[Collection entries]
┄┄┄┄┄┄┄┄┄┄
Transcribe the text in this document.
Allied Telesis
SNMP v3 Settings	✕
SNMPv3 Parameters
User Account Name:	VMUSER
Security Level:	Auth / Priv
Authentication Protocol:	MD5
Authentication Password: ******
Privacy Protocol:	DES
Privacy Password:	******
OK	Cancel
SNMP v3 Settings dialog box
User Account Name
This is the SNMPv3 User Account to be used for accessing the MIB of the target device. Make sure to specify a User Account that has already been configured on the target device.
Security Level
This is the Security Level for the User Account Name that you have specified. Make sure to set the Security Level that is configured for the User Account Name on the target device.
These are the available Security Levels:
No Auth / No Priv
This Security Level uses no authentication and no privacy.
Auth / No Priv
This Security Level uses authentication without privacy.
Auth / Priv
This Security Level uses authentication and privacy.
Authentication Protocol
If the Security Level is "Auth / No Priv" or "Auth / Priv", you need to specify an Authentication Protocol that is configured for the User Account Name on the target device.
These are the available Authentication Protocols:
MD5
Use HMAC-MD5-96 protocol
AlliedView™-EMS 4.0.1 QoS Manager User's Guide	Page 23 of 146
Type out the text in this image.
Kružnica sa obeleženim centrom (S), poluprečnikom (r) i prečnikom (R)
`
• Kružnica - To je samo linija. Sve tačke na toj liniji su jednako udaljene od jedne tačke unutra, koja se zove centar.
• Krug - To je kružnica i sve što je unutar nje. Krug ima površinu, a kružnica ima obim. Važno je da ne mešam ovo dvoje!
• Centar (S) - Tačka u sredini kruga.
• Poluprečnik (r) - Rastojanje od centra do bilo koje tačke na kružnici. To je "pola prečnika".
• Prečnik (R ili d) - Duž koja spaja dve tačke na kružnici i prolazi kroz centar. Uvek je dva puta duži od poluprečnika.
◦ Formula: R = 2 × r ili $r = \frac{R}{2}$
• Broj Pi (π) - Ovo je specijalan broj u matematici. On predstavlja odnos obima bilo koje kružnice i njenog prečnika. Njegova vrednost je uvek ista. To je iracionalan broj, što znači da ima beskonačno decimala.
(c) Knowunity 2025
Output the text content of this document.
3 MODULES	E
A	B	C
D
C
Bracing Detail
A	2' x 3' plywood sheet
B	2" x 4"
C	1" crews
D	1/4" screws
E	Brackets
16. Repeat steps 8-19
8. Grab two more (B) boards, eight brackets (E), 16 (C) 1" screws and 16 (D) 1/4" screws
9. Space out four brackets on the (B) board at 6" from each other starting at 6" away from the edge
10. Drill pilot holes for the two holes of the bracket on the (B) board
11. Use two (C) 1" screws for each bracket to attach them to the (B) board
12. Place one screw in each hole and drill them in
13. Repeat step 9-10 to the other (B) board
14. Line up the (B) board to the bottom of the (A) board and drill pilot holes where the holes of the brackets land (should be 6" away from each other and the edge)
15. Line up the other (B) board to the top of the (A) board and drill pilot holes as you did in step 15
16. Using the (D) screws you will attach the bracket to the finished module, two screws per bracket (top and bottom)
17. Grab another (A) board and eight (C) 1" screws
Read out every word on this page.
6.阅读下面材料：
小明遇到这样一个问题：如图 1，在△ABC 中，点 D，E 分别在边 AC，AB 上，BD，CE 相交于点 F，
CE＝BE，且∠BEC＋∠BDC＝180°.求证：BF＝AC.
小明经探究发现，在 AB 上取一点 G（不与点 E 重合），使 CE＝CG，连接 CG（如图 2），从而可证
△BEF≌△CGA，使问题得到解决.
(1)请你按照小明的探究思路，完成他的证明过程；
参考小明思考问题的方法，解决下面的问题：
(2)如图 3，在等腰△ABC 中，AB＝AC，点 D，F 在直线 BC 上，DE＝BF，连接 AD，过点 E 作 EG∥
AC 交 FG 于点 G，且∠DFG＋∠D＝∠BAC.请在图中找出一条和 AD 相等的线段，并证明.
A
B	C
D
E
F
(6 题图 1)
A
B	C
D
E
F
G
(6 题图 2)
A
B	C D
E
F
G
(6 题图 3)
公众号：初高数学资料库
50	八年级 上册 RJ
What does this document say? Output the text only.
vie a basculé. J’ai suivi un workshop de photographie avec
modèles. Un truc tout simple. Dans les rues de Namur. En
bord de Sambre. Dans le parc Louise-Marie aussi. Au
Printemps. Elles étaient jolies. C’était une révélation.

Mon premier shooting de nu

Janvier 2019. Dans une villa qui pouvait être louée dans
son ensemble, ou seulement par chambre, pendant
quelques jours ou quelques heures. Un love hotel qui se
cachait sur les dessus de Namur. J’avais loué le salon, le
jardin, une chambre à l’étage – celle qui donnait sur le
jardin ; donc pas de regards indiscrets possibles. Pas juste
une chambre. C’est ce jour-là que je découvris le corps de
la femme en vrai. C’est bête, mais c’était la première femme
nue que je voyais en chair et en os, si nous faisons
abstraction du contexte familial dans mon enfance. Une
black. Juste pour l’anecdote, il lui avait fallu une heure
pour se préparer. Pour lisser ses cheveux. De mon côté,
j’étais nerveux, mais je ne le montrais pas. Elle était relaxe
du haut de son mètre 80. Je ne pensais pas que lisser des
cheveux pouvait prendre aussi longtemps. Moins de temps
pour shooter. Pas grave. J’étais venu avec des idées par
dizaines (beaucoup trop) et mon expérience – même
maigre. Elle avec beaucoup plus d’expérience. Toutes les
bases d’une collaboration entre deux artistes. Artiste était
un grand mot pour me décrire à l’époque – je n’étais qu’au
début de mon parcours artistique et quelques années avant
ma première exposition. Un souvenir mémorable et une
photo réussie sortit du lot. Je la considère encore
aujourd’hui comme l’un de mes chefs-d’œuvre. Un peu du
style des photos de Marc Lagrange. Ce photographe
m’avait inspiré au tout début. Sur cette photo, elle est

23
┄┄┄┄┄┄┄┄┄┄
INSTRUCTIONS TO FOLLOW: Only lines with the word "beaucoup" are wanted, so copy each one from the records.

WRITTEN REPLY:
dizaines (beaucoup trop) et mon expérience – même
maigre. Elle avec beaucoup plus d’expérience. Toutes les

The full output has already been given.